▶ [STATED GOAL]: Reproduce the rows from the first one through the row containing "app-icon — [8, 7, 26, 25]", replacing every "subtab-label" with "tab-label" and keeping everything else the same.

▶ [DATA PROVIDED]:
----
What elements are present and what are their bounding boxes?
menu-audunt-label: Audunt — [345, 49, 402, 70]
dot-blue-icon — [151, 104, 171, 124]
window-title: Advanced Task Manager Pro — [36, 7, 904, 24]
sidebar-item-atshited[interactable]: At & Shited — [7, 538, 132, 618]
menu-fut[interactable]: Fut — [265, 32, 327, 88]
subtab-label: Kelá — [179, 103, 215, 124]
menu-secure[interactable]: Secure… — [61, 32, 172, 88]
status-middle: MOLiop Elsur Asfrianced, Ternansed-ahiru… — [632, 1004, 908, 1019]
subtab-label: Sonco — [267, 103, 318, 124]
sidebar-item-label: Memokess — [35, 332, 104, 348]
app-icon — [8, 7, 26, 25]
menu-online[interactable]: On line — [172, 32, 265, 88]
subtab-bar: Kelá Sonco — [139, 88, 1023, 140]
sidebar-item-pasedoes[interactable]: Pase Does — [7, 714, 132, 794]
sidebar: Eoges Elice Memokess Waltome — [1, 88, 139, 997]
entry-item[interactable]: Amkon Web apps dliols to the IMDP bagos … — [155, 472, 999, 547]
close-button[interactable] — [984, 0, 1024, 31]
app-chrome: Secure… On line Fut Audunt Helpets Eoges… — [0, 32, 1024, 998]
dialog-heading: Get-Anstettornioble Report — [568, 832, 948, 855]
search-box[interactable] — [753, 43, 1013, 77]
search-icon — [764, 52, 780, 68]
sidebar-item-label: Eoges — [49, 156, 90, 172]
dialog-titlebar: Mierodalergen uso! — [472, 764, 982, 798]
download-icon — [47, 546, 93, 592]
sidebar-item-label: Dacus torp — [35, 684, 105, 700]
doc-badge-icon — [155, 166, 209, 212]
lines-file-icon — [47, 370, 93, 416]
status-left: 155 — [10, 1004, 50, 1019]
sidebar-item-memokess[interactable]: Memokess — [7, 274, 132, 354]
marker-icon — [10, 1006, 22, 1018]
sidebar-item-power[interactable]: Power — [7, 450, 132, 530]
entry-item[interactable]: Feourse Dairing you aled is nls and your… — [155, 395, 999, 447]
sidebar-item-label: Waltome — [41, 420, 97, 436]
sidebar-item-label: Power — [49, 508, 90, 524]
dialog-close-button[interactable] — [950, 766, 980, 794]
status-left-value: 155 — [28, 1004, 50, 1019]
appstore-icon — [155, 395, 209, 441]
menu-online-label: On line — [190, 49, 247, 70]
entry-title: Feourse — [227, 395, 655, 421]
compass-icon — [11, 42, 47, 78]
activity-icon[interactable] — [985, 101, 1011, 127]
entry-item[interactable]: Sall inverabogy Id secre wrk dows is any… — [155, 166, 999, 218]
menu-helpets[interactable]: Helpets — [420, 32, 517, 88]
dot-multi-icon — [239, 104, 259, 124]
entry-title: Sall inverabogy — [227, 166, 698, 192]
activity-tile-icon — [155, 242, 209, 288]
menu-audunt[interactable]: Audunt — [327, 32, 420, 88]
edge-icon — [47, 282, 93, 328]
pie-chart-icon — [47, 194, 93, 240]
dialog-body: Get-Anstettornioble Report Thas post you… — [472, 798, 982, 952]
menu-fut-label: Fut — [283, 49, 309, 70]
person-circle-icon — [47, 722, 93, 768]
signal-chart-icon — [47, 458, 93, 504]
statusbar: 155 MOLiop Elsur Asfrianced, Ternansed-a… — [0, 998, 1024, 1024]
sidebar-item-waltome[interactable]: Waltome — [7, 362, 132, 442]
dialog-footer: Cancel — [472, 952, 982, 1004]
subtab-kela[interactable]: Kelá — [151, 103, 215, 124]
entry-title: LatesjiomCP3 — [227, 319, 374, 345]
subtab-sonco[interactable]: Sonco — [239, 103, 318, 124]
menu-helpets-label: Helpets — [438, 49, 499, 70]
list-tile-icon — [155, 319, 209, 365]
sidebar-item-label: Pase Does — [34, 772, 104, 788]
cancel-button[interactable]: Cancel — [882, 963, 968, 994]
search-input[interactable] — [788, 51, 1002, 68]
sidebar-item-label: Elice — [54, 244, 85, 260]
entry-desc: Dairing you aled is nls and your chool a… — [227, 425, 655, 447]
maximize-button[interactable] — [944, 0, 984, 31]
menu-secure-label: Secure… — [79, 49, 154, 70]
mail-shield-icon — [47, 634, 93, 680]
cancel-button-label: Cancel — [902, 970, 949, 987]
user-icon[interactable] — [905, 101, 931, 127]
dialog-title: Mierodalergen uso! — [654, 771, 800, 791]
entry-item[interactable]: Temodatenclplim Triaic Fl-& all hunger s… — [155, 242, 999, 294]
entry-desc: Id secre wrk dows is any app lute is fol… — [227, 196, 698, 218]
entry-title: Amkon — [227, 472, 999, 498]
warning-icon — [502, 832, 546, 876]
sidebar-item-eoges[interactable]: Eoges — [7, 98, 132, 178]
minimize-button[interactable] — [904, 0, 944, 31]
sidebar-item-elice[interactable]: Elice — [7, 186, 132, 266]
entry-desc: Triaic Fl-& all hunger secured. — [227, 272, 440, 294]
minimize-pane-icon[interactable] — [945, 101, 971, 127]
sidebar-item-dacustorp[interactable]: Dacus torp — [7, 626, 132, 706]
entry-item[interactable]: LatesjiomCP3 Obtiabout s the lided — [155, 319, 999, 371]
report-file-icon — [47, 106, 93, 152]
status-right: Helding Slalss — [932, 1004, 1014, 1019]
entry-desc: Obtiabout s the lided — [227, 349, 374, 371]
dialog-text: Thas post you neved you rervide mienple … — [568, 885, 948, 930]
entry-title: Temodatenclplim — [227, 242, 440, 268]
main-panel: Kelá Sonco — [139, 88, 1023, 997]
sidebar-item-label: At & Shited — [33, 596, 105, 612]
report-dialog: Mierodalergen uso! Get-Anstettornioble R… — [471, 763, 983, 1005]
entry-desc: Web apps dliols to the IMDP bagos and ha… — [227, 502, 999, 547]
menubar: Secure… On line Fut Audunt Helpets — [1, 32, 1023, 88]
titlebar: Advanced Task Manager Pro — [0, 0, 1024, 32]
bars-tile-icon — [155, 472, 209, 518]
----
▶ [CORRECT RESPONSE]:
What elements are present and what are their bounding boxes?
menu-audunt-label: Audunt — [345, 49, 402, 70]
dot-blue-icon — [151, 104, 171, 124]
window-title: Advanced Task Manager Pro — [36, 7, 904, 24]
sidebar-item-atshited[interactable]: At & Shited — [7, 538, 132, 618]
menu-fut[interactable]: Fut — [265, 32, 327, 88]
tab-label: Kelá — [179, 103, 215, 124]
menu-secure[interactable]: Secure… — [61, 32, 172, 88]
status-middle: MOLiop Elsur Asfrianced, Ternansed-ahiru… — [632, 1004, 908, 1019]
tab-label: Sonco — [267, 103, 318, 124]
sidebar-item-label: Memokess — [35, 332, 104, 348]
app-icon — [8, 7, 26, 25]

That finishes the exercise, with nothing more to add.